[Start RECORDS PROVIDED]
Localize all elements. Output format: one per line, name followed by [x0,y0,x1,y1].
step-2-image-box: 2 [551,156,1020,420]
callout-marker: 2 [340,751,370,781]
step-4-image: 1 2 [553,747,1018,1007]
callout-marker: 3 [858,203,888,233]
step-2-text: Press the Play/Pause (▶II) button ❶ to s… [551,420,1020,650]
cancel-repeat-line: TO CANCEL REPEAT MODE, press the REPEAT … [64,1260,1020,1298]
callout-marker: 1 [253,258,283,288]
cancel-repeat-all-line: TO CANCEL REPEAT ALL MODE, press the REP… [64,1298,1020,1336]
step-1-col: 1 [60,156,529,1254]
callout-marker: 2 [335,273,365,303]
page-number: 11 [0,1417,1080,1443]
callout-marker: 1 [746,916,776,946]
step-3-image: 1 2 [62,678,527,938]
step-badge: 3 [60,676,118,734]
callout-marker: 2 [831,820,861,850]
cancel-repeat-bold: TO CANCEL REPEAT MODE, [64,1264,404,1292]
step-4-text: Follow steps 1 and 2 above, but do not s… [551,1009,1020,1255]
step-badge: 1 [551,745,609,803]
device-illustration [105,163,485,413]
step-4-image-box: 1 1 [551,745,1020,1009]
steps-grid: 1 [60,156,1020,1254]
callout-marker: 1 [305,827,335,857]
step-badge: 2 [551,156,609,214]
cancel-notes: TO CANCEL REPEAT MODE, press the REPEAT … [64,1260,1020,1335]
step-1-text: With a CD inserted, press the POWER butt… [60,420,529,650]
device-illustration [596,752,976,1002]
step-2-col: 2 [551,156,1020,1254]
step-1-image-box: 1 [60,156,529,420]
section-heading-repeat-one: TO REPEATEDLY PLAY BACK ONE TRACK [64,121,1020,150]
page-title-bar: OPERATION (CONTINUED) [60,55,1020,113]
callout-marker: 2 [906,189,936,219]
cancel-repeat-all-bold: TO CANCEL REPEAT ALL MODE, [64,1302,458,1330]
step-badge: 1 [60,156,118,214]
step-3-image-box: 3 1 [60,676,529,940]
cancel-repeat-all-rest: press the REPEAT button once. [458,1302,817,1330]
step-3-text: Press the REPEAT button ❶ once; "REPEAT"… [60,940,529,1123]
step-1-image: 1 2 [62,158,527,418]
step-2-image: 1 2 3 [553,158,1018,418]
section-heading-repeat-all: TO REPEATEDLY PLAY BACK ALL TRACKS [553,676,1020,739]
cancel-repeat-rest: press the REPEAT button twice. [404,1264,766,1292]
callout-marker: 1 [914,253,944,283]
[End RECORDS PROVIDED]
- EXERCISE -
Edit everything from the start of the listing down to the line containing "step-3-image: 1 2 [62,678,527,938]" by replacing "callout-marker" with "callout-badge" and leaving all else unchanged.

- TASK RESULT -
Localize all elements. Output format: one per line, name followed by [x0,y0,x1,y1].
step-2-image-box: 2 [551,156,1020,420]
callout-badge: 2 [340,751,370,781]
step-4-image: 1 2 [553,747,1018,1007]
callout-badge: 3 [858,203,888,233]
step-2-text: Press the Play/Pause (▶II) button ❶ to s… [551,420,1020,650]
cancel-repeat-line: TO CANCEL REPEAT MODE, press the REPEAT … [64,1260,1020,1298]
callout-badge: 1 [253,258,283,288]
cancel-repeat-all-line: TO CANCEL REPEAT ALL MODE, press the REP… [64,1298,1020,1336]
step-1-col: 1 [60,156,529,1254]
callout-badge: 2 [335,273,365,303]
page-number: 11 [0,1417,1080,1443]
callout-badge: 1 [746,916,776,946]
step-3-image: 1 2 [62,678,527,938]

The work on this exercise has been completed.